Figure data in JSON
--- begin ---
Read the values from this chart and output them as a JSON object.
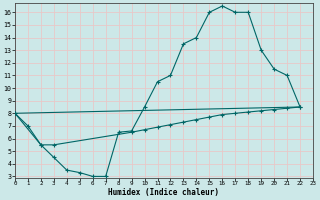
{
  "xlabel": "Humidex (Indice chaleur)",
  "bg_color": "#cce8e8",
  "line_color": "#006666",
  "grid_color": "#e8c8c8",
  "xlim": [
    0,
    23
  ],
  "ylim": [
    3,
    16.5
  ],
  "yticks": [
    3,
    4,
    5,
    6,
    7,
    8,
    9,
    10,
    11,
    12,
    13,
    14,
    15,
    16
  ],
  "xticks": [
    0,
    1,
    2,
    3,
    4,
    5,
    6,
    7,
    8,
    9,
    10,
    11,
    12,
    13,
    14,
    15,
    16,
    17,
    18,
    19,
    20,
    21,
    22,
    23
  ],
  "line1_x": [
    0,
    1,
    2,
    3,
    4,
    5,
    6,
    7,
    8,
    9,
    10,
    11,
    12,
    13,
    14,
    15,
    16,
    17,
    18,
    19,
    20,
    21,
    22
  ],
  "line1_y": [
    8.0,
    7.0,
    5.5,
    4.5,
    3.5,
    3.3,
    3.0,
    3.0,
    6.5,
    6.6,
    8.5,
    10.5,
    11.0,
    13.5,
    14.0,
    16.0,
    16.5,
    16.0,
    16.0,
    13.0,
    11.5,
    11.0,
    8.5
  ],
  "line2_x": [
    0,
    2,
    3,
    9,
    10,
    11,
    12,
    13,
    14,
    15,
    16,
    17,
    18,
    19,
    20,
    21,
    22
  ],
  "line2_y": [
    8.0,
    5.5,
    5.5,
    6.5,
    6.7,
    6.9,
    7.1,
    7.3,
    7.5,
    7.7,
    7.9,
    8.0,
    8.1,
    8.2,
    8.3,
    8.4,
    8.5
  ],
  "line3_x": [
    0,
    22
  ],
  "line3_y": [
    8.0,
    8.5
  ],
  "figwidth": 3.2,
  "figheight": 2.0,
  "dpi": 100
}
--- end ---
#### Task
Drop the images and quote the entries word for word.

#### Exercise result
Read the values from this chart and output them as a JSON object.
{
  "xlabel": "Humidex (Indice chaleur)",
  "bg_color": "#cce8e8",
  "line_color": "#006666",
  "grid_color": "#e8c8c8",
  "xlim": [
    0,
    23
  ],
  "ylim": [
    3,
    16.5
  ],
  "yticks": [
    3,
    4,
    5,
    6,
    7,
    8,
    9,
    10,
    11,
    12,
    13,
    14,
    15,
    16
  ],
  "xticks": [
    0,
    1,
    2,
    3,
    4,
    5,
    6,
    7,
    8,
    9,
    10,
    11,
    12,
    13,
    14,
    15,
    16,
    17,
    18,
    19,
    20,
    21,
    22,
    23
  ],
  "line1_x": [
    0,
    1,
    2,
    3,
    4,
    5,
    6,
    7,
    8,
    9,
    10,
    11,
    12,
    13,
    14,
    15,
    16,
    17,
    18,
    19,
    20,
    21,
    22
  ],
  "line1_y": [
    8.0,
    7.0,
    5.5,
    4.5,
    3.5,
    3.3,
    3.0,
    3.0,
    6.5,
    6.6,
    8.5,
    10.5,
    11.0,
    13.5,
    14.0,
    16.0,
    16.5,
    16.0,
    16.0,
    13.0,
    11.5,
    11.0,
    8.5
  ],
  "line2_x": [
    0,
    2,
    3,
    9,
    10,
    11,
    12,
    13,
    14,
    15,
    16,
    17,
    18,
    19,
    20,
    21,
    22
  ],
  "line2_y": [
    8.0,
    5.5,
    5.5,
    6.5,
    6.7,
    6.9,
    7.1,
    7.3,
    7.5,
    7.7,
    7.9,
    8.0,
    8.1,
    8.2,
    8.3,
    8.4,
    8.5
  ],
  "line3_x": [
    0,
    22
  ],
  "line3_y": [
    8.0,
    8.5
  ],
  "figwidth": 3.2,
  "figheight": 2.0,
  "dpi": 100
}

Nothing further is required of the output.